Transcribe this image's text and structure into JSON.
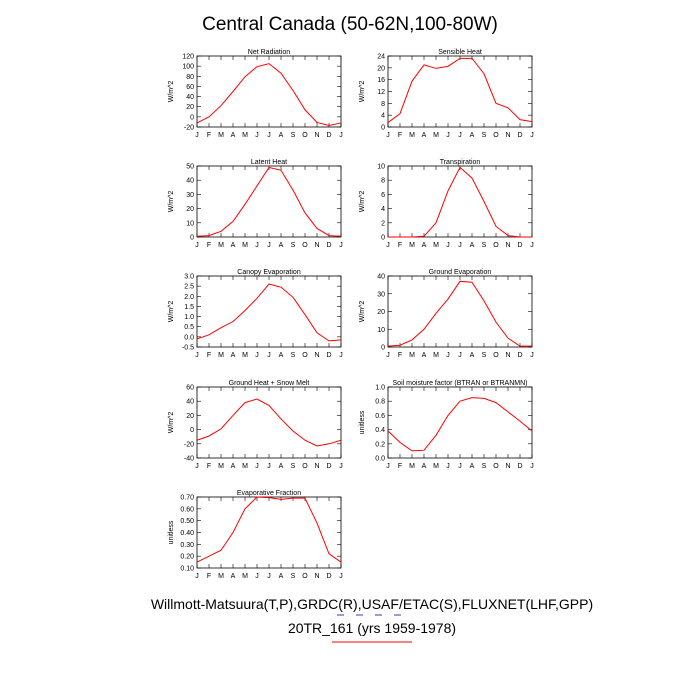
{
  "figure": {
    "title": "Central Canada (50-62N,100-80W)",
    "footer_line1": "Willmott-Matsuura(T,P),GRDC(R),USAF/ETAC(S),FLUXNET(LHF,GPP)",
    "footer_line2": "20TR_161 (yrs 1959-1978)",
    "line_color": "#ff0000",
    "footer_rule_color_red": "#ff0000",
    "footer_rule_color_blue": "#3333cc"
  },
  "chart_data": [
    {
      "type": "line",
      "title": "Net Radiation",
      "ylabel": "W/m^2",
      "x": [
        "J",
        "F",
        "M",
        "A",
        "M",
        "J",
        "J",
        "A",
        "S",
        "O",
        "N",
        "D",
        "J"
      ],
      "values": [
        -12,
        0,
        22,
        50,
        79,
        99,
        105,
        86,
        52,
        14,
        -11,
        -17,
        -12
      ],
      "ylim": [
        -20,
        120
      ],
      "yticks": [
        -20,
        0,
        20,
        40,
        60,
        80,
        100,
        120
      ],
      "ytick_labels": [
        "-20",
        "0",
        "20",
        "40",
        "60",
        "80",
        "100",
        "120"
      ]
    },
    {
      "type": "line",
      "title": "Sensible Heat",
      "ylabel": "W/m^2",
      "x": [
        "J",
        "F",
        "M",
        "A",
        "M",
        "J",
        "J",
        "A",
        "S",
        "O",
        "N",
        "D",
        "J"
      ],
      "values": [
        1.5,
        4.5,
        15.5,
        21,
        19.8,
        20.5,
        23.2,
        23.2,
        18,
        8,
        6.5,
        2.5,
        1.8
      ],
      "ylim": [
        0,
        24
      ],
      "yticks": [
        0,
        4,
        8,
        12,
        16,
        20,
        24
      ],
      "ytick_labels": [
        "0",
        "4",
        "8",
        "12",
        "16",
        "20",
        "24"
      ]
    },
    {
      "type": "line",
      "title": "Latent Heat",
      "ylabel": "W/m^2",
      "x": [
        "J",
        "F",
        "M",
        "A",
        "M",
        "J",
        "J",
        "A",
        "S",
        "O",
        "N",
        "D",
        "J"
      ],
      "values": [
        0.5,
        1,
        4,
        11,
        23,
        36,
        49,
        47,
        33,
        17,
        6,
        1,
        0.5
      ],
      "ylim": [
        0,
        50
      ],
      "yticks": [
        0,
        10,
        20,
        30,
        40,
        50
      ],
      "ytick_labels": [
        "0",
        "10",
        "20",
        "30",
        "40",
        "50"
      ]
    },
    {
      "type": "line",
      "title": "Transpiration",
      "ylabel": "W/m^2",
      "x": [
        "J",
        "F",
        "M",
        "A",
        "M",
        "J",
        "J",
        "A",
        "S",
        "O",
        "N",
        "D",
        "J"
      ],
      "values": [
        0,
        0,
        0,
        0.1,
        2,
        6.5,
        9.8,
        8.3,
        5,
        1.5,
        0.2,
        0,
        0
      ],
      "ylim": [
        0,
        10
      ],
      "yticks": [
        0,
        2,
        4,
        6,
        8,
        10
      ],
      "ytick_labels": [
        "0",
        "2",
        "4",
        "6",
        "8",
        "10"
      ]
    },
    {
      "type": "line",
      "title": "Canopy Evaporation",
      "ylabel": "W/m^2",
      "x": [
        "J",
        "F",
        "M",
        "A",
        "M",
        "J",
        "J",
        "A",
        "S",
        "O",
        "N",
        "D",
        "J"
      ],
      "values": [
        -0.1,
        0.1,
        0.45,
        0.75,
        1.3,
        1.9,
        2.6,
        2.45,
        1.95,
        1.1,
        0.2,
        -0.2,
        -0.15
      ],
      "ylim": [
        -0.5,
        3.0
      ],
      "yticks": [
        -0.5,
        0.0,
        0.5,
        1.0,
        1.5,
        2.0,
        2.5,
        3.0
      ],
      "ytick_labels": [
        "-0.5",
        "0.0",
        "0.5",
        "1.0",
        "1.5",
        "2.0",
        "2.5",
        "3.0"
      ]
    },
    {
      "type": "line",
      "title": "Ground Evaporation",
      "ylabel": "W/m^2",
      "x": [
        "J",
        "F",
        "M",
        "A",
        "M",
        "J",
        "J",
        "A",
        "S",
        "O",
        "N",
        "D",
        "J"
      ],
      "values": [
        0.5,
        1,
        4,
        10,
        19,
        27,
        37,
        36.5,
        26,
        14,
        5,
        0.5,
        0.5
      ],
      "ylim": [
        0,
        40
      ],
      "yticks": [
        0,
        10,
        20,
        30,
        40
      ],
      "ytick_labels": [
        "0",
        "10",
        "20",
        "30",
        "40"
      ]
    },
    {
      "type": "line",
      "title": "Ground Heat + Snow Melt",
      "ylabel": "W/m^2",
      "x": [
        "J",
        "F",
        "M",
        "A",
        "M",
        "J",
        "J",
        "A",
        "S",
        "O",
        "N",
        "D",
        "J"
      ],
      "values": [
        -15,
        -9,
        1,
        20,
        38,
        43,
        34,
        15,
        -2,
        -15,
        -23,
        -20,
        -15
      ],
      "ylim": [
        -40,
        60
      ],
      "yticks": [
        -40,
        -20,
        0,
        20,
        40,
        60
      ],
      "ytick_labels": [
        "-40",
        "-20",
        "0",
        "20",
        "40",
        "60"
      ]
    },
    {
      "type": "line",
      "title": "Soil moisture factor (BTRAN or BTRANMN)",
      "ylabel": "unitless",
      "x": [
        "J",
        "F",
        "M",
        "A",
        "M",
        "J",
        "J",
        "A",
        "S",
        "O",
        "N",
        "D",
        "J"
      ],
      "values": [
        0.38,
        0.22,
        0.1,
        0.11,
        0.32,
        0.6,
        0.8,
        0.85,
        0.84,
        0.78,
        0.65,
        0.52,
        0.38
      ],
      "ylim": [
        0,
        1.0
      ],
      "yticks": [
        0,
        0.2,
        0.4,
        0.6,
        0.8,
        1.0
      ],
      "ytick_labels": [
        "0.0",
        "0.2",
        "0.4",
        "0.6",
        "0.8",
        "1.0"
      ]
    },
    {
      "type": "line",
      "title": "Evaporative Fraction",
      "ylabel": "unitless",
      "x": [
        "J",
        "F",
        "M",
        "A",
        "M",
        "J",
        "J",
        "A",
        "S",
        "O",
        "N",
        "D",
        "J"
      ],
      "values": [
        0.15,
        0.2,
        0.25,
        0.4,
        0.6,
        0.7,
        0.695,
        0.68,
        0.69,
        0.69,
        0.48,
        0.22,
        0.15
      ],
      "ylim": [
        0.1,
        0.7
      ],
      "yticks": [
        0.1,
        0.2,
        0.3,
        0.4,
        0.5,
        0.6,
        0.7
      ],
      "ytick_labels": [
        "0.10",
        "0.20",
        "0.30",
        "0.40",
        "0.50",
        "0.60",
        "0.70"
      ]
    }
  ]
}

▬▬▬

Every line of the data above should be quoted exactly. Omit the pictures.

Result below
Transcribe this image's text and structure into JSON.
{
  "figure": {
    "title": "Central Canada (50-62N,100-80W)",
    "footer_line1": "Willmott-Matsuura(T,P),GRDC(R),USAF/ETAC(S),FLUXNET(LHF,GPP)",
    "footer_line2": "20TR_161 (yrs 1959-1978)",
    "line_color": "#ff0000",
    "footer_rule_color_red": "#ff0000",
    "footer_rule_color_blue": "#3333cc"
  },
  "chart_data": [
    {
      "type": "line",
      "title": "Net Radiation",
      "ylabel": "W/m^2",
      "x": [
        "J",
        "F",
        "M",
        "A",
        "M",
        "J",
        "J",
        "A",
        "S",
        "O",
        "N",
        "D",
        "J"
      ],
      "values": [
        -12,
        0,
        22,
        50,
        79,
        99,
        105,
        86,
        52,
        14,
        -11,
        -17,
        -12
      ],
      "ylim": [
        -20,
        120
      ],
      "yticks": [
        -20,
        0,
        20,
        40,
        60,
        80,
        100,
        120
      ],
      "ytick_labels": [
        "-20",
        "0",
        "20",
        "40",
        "60",
        "80",
        "100",
        "120"
      ]
    },
    {
      "type": "line",
      "title": "Sensible Heat",
      "ylabel": "W/m^2",
      "x": [
        "J",
        "F",
        "M",
        "A",
        "M",
        "J",
        "J",
        "A",
        "S",
        "O",
        "N",
        "D",
        "J"
      ],
      "values": [
        1.5,
        4.5,
        15.5,
        21,
        19.8,
        20.5,
        23.2,
        23.2,
        18,
        8,
        6.5,
        2.5,
        1.8
      ],
      "ylim": [
        0,
        24
      ],
      "yticks": [
        0,
        4,
        8,
        12,
        16,
        20,
        24
      ],
      "ytick_labels": [
        "0",
        "4",
        "8",
        "12",
        "16",
        "20",
        "24"
      ]
    },
    {
      "type": "line",
      "title": "Latent Heat",
      "ylabel": "W/m^2",
      "x": [
        "J",
        "F",
        "M",
        "A",
        "M",
        "J",
        "J",
        "A",
        "S",
        "O",
        "N",
        "D",
        "J"
      ],
      "values": [
        0.5,
        1,
        4,
        11,
        23,
        36,
        49,
        47,
        33,
        17,
        6,
        1,
        0.5
      ],
      "ylim": [
        0,
        50
      ],
      "yticks": [
        0,
        10,
        20,
        30,
        40,
        50
      ],
      "ytick_labels": [
        "0",
        "10",
        "20",
        "30",
        "40",
        "50"
      ]
    },
    {
      "type": "line",
      "title": "Transpiration",
      "ylabel": "W/m^2",
      "x": [
        "J",
        "F",
        "M",
        "A",
        "M",
        "J",
        "J",
        "A",
        "S",
        "O",
        "N",
        "D",
        "J"
      ],
      "values": [
        0,
        0,
        0,
        0.1,
        2,
        6.5,
        9.8,
        8.3,
        5,
        1.5,
        0.2,
        0,
        0
      ],
      "ylim": [
        0,
        10
      ],
      "yticks": [
        0,
        2,
        4,
        6,
        8,
        10
      ],
      "ytick_labels": [
        "0",
        "2",
        "4",
        "6",
        "8",
        "10"
      ]
    },
    {
      "type": "line",
      "title": "Canopy Evaporation",
      "ylabel": "W/m^2",
      "x": [
        "J",
        "F",
        "M",
        "A",
        "M",
        "J",
        "J",
        "A",
        "S",
        "O",
        "N",
        "D",
        "J"
      ],
      "values": [
        -0.1,
        0.1,
        0.45,
        0.75,
        1.3,
        1.9,
        2.6,
        2.45,
        1.95,
        1.1,
        0.2,
        -0.2,
        -0.15
      ],
      "ylim": [
        -0.5,
        3.0
      ],
      "yticks": [
        -0.5,
        0.0,
        0.5,
        1.0,
        1.5,
        2.0,
        2.5,
        3.0
      ],
      "ytick_labels": [
        "-0.5",
        "0.0",
        "0.5",
        "1.0",
        "1.5",
        "2.0",
        "2.5",
        "3.0"
      ]
    },
    {
      "type": "line",
      "title": "Ground Evaporation",
      "ylabel": "W/m^2",
      "x": [
        "J",
        "F",
        "M",
        "A",
        "M",
        "J",
        "J",
        "A",
        "S",
        "O",
        "N",
        "D",
        "J"
      ],
      "values": [
        0.5,
        1,
        4,
        10,
        19,
        27,
        37,
        36.5,
        26,
        14,
        5,
        0.5,
        0.5
      ],
      "ylim": [
        0,
        40
      ],
      "yticks": [
        0,
        10,
        20,
        30,
        40
      ],
      "ytick_labels": [
        "0",
        "10",
        "20",
        "30",
        "40"
      ]
    },
    {
      "type": "line",
      "title": "Ground Heat + Snow Melt",
      "ylabel": "W/m^2",
      "x": [
        "J",
        "F",
        "M",
        "A",
        "M",
        "J",
        "J",
        "A",
        "S",
        "O",
        "N",
        "D",
        "J"
      ],
      "values": [
        -15,
        -9,
        1,
        20,
        38,
        43,
        34,
        15,
        -2,
        -15,
        -23,
        -20,
        -15
      ],
      "ylim": [
        -40,
        60
      ],
      "yticks": [
        -40,
        -20,
        0,
        20,
        40,
        60
      ],
      "ytick_labels": [
        "-40",
        "-20",
        "0",
        "20",
        "40",
        "60"
      ]
    },
    {
      "type": "line",
      "title": "Soil moisture factor (BTRAN or BTRANMN)",
      "ylabel": "unitless",
      "x": [
        "J",
        "F",
        "M",
        "A",
        "M",
        "J",
        "J",
        "A",
        "S",
        "O",
        "N",
        "D",
        "J"
      ],
      "values": [
        0.38,
        0.22,
        0.1,
        0.11,
        0.32,
        0.6,
        0.8,
        0.85,
        0.84,
        0.78,
        0.65,
        0.52,
        0.38
      ],
      "ylim": [
        0,
        1.0
      ],
      "yticks": [
        0,
        0.2,
        0.4,
        0.6,
        0.8,
        1.0
      ],
      "ytick_labels": [
        "0.0",
        "0.2",
        "0.4",
        "0.6",
        "0.8",
        "1.0"
      ]
    },
    {
      "type": "line",
      "title": "Evaporative Fraction",
      "ylabel": "unitless",
      "x": [
        "J",
        "F",
        "M",
        "A",
        "M",
        "J",
        "J",
        "A",
        "S",
        "O",
        "N",
        "D",
        "J"
      ],
      "values": [
        0.15,
        0.2,
        0.25,
        0.4,
        0.6,
        0.7,
        0.695,
        0.68,
        0.69,
        0.69,
        0.48,
        0.22,
        0.15
      ],
      "ylim": [
        0.1,
        0.7
      ],
      "yticks": [
        0.1,
        0.2,
        0.3,
        0.4,
        0.5,
        0.6,
        0.7
      ],
      "ytick_labels": [
        "0.10",
        "0.20",
        "0.30",
        "0.40",
        "0.50",
        "0.60",
        "0.70"
      ]
    }
  ]
}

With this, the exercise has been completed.